Exercise task: Search the listing below for the string "Precipitation" and show each line that contains it.
**********
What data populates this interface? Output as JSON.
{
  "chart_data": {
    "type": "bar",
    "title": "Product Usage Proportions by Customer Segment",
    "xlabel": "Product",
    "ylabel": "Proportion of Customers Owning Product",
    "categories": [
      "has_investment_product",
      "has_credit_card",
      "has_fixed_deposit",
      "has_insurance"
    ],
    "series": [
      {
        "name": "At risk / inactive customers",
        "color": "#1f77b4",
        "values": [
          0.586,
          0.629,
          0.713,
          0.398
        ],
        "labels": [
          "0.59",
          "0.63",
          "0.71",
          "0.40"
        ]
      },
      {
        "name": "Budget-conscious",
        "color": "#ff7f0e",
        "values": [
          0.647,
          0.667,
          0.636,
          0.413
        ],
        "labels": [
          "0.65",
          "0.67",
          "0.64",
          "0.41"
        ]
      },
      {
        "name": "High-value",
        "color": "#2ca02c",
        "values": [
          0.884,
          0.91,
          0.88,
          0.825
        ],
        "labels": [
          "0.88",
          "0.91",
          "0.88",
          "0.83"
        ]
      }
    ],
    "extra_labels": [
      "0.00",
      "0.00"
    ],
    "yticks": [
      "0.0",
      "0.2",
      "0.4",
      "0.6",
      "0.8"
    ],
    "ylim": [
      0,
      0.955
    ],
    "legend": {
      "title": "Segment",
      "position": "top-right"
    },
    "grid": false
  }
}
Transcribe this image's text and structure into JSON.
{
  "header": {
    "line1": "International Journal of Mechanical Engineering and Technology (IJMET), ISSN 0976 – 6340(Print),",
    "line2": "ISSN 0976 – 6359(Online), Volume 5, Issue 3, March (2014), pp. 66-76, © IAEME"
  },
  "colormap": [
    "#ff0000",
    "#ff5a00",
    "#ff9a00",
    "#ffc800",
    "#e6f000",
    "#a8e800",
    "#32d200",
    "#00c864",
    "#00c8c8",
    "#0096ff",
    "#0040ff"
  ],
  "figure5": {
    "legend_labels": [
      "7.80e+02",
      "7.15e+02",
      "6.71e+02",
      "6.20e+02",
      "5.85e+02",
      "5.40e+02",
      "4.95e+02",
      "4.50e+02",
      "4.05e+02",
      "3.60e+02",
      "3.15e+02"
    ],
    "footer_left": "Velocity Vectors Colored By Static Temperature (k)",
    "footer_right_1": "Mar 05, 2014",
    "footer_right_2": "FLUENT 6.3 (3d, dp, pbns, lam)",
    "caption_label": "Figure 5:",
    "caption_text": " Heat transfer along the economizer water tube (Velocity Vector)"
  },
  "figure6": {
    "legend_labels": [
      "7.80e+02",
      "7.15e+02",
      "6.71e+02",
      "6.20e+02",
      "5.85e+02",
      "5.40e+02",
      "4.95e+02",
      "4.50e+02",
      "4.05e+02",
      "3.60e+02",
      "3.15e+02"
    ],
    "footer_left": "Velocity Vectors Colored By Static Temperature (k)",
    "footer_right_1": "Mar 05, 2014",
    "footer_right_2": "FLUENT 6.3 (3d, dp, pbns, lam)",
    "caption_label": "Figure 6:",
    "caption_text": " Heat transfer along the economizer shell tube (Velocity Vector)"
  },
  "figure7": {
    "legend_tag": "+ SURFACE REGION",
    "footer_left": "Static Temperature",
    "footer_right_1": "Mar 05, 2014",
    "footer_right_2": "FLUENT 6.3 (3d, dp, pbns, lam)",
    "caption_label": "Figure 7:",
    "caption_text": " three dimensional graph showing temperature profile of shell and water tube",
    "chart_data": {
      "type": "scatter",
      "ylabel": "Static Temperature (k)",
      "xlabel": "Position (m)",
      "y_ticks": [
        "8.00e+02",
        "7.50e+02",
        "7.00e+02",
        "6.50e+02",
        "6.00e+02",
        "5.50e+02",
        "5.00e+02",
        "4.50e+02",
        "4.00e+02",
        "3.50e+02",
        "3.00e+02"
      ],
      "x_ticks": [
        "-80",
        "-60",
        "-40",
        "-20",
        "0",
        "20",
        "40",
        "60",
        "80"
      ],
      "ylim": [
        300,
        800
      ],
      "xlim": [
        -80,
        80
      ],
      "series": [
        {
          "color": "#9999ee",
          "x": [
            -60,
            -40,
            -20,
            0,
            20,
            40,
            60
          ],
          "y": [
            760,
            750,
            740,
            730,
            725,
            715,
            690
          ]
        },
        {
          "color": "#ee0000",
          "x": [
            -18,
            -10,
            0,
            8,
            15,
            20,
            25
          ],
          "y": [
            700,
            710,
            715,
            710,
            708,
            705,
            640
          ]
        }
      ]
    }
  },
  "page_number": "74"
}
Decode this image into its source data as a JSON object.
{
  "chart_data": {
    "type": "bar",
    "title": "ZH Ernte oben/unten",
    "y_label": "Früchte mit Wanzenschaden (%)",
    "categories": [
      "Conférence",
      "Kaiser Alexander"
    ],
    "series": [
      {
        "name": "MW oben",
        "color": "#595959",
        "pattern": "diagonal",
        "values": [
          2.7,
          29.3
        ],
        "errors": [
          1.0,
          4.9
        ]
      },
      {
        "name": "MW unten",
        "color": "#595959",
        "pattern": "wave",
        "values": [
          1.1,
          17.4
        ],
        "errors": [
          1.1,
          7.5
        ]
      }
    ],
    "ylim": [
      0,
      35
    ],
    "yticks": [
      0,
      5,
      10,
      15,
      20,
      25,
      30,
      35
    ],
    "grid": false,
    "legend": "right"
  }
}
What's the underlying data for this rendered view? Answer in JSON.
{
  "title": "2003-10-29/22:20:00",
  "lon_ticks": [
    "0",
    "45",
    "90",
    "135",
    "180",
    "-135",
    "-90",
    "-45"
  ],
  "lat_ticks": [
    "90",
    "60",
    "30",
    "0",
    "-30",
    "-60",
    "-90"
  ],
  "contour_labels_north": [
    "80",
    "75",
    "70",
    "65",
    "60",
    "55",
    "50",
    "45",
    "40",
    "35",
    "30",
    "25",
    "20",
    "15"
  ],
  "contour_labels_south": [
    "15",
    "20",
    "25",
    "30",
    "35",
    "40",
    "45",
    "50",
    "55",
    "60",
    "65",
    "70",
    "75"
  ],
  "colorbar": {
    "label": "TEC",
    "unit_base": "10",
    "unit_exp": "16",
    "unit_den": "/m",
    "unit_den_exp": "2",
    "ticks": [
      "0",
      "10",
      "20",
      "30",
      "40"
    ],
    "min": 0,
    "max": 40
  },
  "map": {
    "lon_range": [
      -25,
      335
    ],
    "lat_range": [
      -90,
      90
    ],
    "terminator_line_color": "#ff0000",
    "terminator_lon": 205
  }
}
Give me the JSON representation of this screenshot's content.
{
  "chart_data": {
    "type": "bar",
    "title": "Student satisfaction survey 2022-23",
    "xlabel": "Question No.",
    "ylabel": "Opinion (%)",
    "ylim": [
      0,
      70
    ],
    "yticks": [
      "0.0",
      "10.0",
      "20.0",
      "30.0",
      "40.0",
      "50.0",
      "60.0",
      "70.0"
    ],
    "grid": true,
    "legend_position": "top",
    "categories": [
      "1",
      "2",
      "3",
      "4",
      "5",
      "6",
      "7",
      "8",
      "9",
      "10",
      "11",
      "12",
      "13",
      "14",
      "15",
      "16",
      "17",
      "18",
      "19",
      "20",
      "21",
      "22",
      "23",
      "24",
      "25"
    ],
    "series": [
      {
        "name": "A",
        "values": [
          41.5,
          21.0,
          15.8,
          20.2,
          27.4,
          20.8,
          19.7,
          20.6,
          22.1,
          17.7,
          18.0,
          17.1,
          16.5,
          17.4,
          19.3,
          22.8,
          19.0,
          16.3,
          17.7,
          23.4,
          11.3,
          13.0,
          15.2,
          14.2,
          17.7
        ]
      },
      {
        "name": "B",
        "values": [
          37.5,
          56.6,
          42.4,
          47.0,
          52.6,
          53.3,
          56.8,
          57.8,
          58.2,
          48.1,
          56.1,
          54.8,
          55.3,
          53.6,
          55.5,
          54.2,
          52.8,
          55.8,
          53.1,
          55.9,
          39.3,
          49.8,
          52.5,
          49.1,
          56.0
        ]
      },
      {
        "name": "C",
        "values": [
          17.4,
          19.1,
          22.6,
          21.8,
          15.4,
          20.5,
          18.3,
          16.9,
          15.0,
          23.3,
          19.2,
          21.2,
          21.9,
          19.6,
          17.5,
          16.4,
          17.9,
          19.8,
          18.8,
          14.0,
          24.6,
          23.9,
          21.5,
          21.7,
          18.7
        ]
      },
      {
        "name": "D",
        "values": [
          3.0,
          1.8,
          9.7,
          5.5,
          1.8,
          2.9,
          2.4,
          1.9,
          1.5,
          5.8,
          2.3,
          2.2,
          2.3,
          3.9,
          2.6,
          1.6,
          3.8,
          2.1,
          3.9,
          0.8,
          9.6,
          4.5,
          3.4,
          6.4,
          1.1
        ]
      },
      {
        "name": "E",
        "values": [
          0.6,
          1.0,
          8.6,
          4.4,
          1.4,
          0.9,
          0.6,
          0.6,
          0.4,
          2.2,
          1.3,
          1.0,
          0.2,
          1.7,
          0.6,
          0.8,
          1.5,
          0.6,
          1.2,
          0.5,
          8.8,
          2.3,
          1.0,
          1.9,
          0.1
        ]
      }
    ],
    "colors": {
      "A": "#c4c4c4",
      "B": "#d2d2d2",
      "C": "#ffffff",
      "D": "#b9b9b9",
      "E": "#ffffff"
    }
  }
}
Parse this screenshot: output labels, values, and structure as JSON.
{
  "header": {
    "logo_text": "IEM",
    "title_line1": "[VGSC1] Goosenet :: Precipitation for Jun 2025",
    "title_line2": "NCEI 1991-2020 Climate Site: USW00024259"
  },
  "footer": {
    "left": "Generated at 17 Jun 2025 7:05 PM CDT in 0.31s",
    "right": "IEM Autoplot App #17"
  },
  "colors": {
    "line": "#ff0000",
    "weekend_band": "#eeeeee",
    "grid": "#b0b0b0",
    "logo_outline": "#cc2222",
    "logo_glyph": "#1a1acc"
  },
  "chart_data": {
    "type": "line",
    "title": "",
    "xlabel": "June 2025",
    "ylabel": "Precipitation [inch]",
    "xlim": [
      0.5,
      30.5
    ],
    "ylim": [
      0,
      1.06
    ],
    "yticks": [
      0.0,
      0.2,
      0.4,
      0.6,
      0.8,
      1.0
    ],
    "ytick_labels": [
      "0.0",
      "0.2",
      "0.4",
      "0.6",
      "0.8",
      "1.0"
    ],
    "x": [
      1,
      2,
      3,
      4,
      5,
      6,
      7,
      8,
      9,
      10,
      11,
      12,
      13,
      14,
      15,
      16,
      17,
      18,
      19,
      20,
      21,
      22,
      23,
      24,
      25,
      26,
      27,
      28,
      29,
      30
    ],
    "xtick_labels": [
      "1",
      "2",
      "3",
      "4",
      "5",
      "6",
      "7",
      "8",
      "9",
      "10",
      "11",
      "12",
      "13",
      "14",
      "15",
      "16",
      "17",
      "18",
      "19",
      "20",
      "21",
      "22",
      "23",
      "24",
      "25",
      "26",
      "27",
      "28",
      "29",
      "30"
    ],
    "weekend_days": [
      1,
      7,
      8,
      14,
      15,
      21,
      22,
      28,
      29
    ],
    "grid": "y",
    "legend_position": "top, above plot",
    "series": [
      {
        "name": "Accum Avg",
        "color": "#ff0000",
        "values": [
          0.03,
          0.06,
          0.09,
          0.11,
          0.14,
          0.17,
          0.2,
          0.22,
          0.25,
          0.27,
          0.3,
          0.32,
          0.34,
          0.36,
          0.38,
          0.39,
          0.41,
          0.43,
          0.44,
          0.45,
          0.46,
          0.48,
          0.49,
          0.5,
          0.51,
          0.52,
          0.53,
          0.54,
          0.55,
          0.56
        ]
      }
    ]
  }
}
**********
Task solution:
    "title_line1": "[VGSC1] Goosenet :: Precipitation for Jun 2025",
    "ylabel": "Precipitation [inch]",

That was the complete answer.